▶ _Data entries_:
__________________________________________________
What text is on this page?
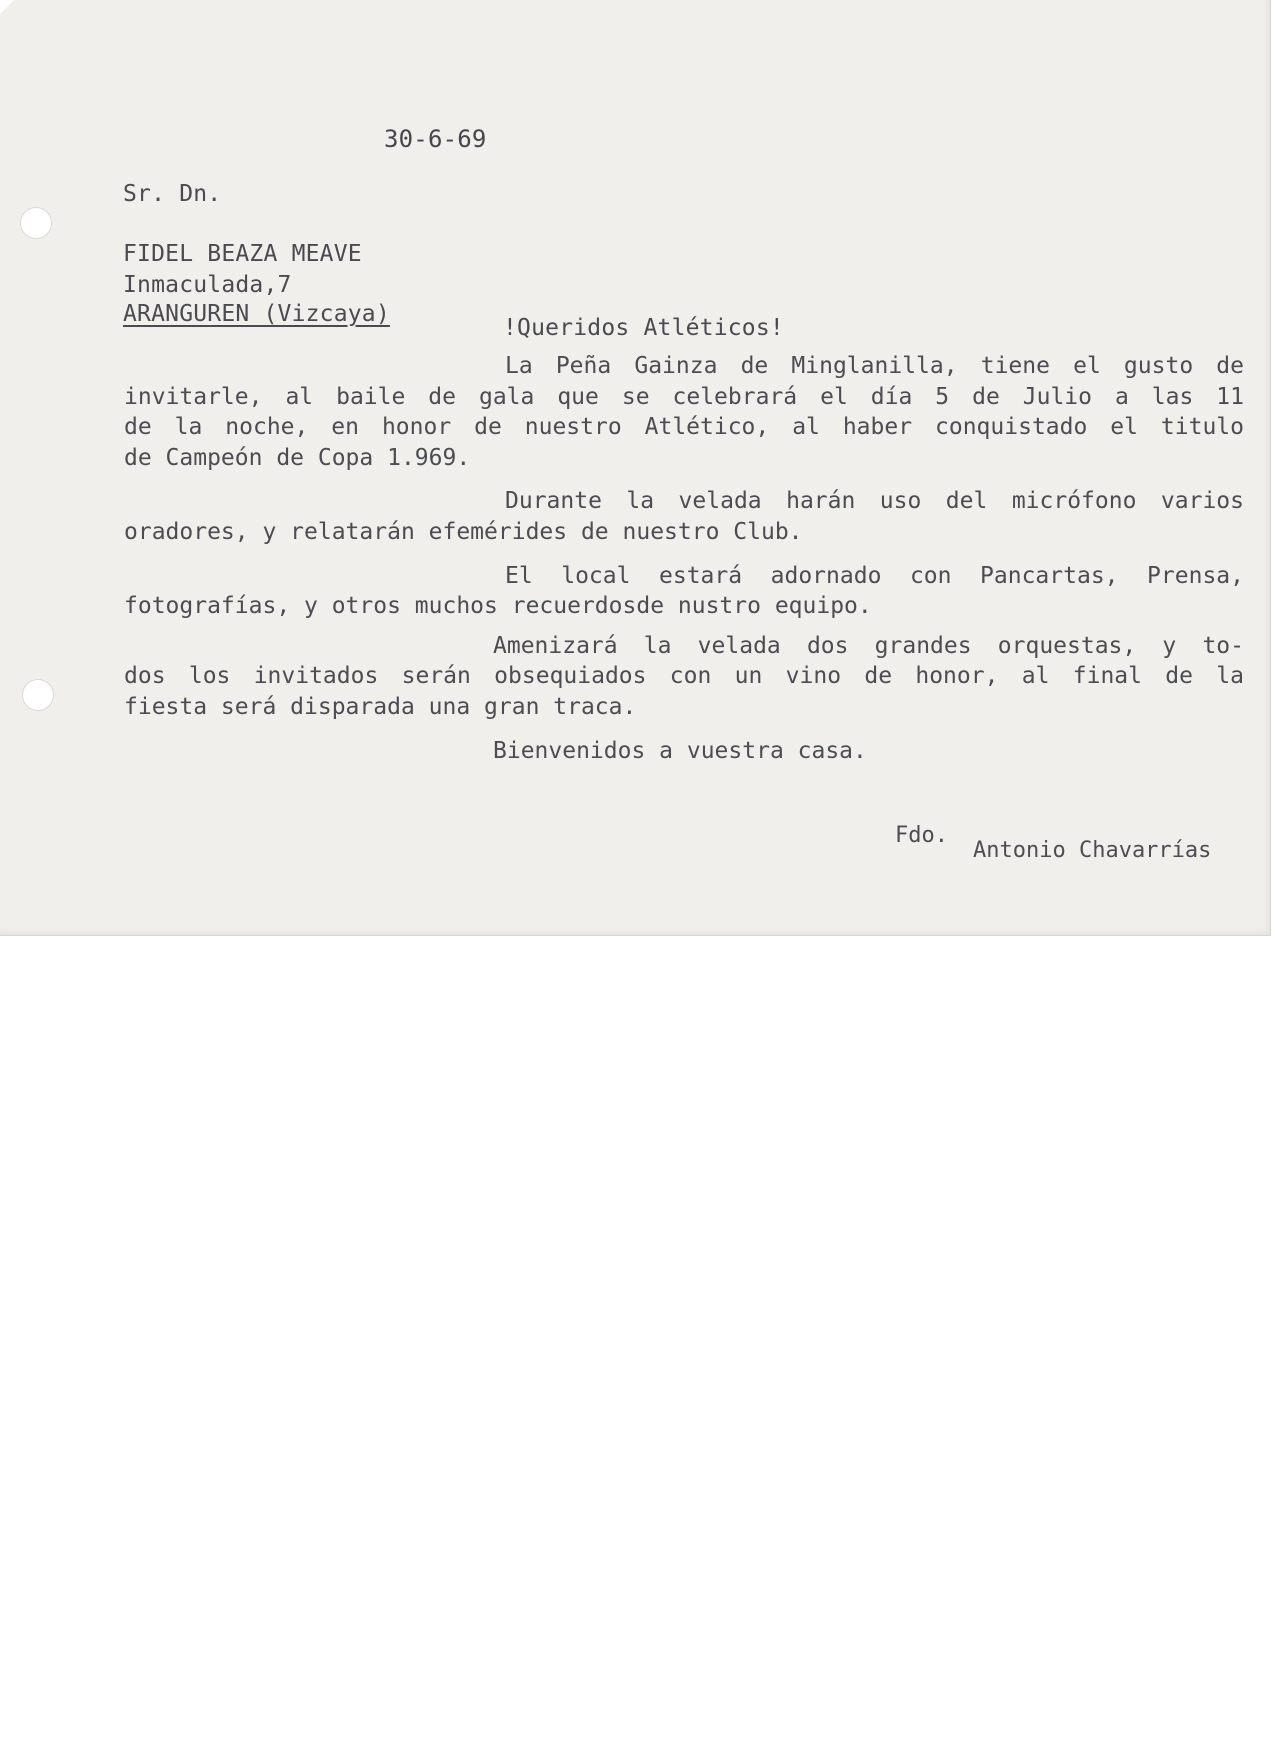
30-6-69
Sr. Dn.
FIDEL BEAZA MEAVE
Inmaculada,7
ARANGUREN (Vizcaya)
!Queridos Atléticos!
La Peña Gainza de Minglanilla, tiene el gusto de
invitarle, al baile de gala que se celebrará el día 5 de Julio a las 11
de la noche, en honor de nuestro Atlético, al haber conquistado el titulo
de Campeón de Copa 1.969.
Durante la velada harán uso del micrófono varios
oradores, y relatarán efemérides de nuestro Club.
El local estará adornado con Pancartas, Prensa,
fotografías, y otros muchos recuerdosde nustro equipo.
Amenizará la velada dos grandes orquestas, y to-
dos los invitados serán obsequiados con un vino de honor, al final de la
fiesta será disparada una gran traca.
Bienvenidos a vuestra casa.
Fdo.
Antonio Chavarrías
__________________________________________________
▶ _STATED EXERCISE_: In the entries above, find each line with the string "nuestro" and copy it.

▶ _FULL RESPONSE_:
de la noche, en honor de nuestro Atlético, al haber conquistado el titulo
oradores, y relatarán efemérides de nuestro Club.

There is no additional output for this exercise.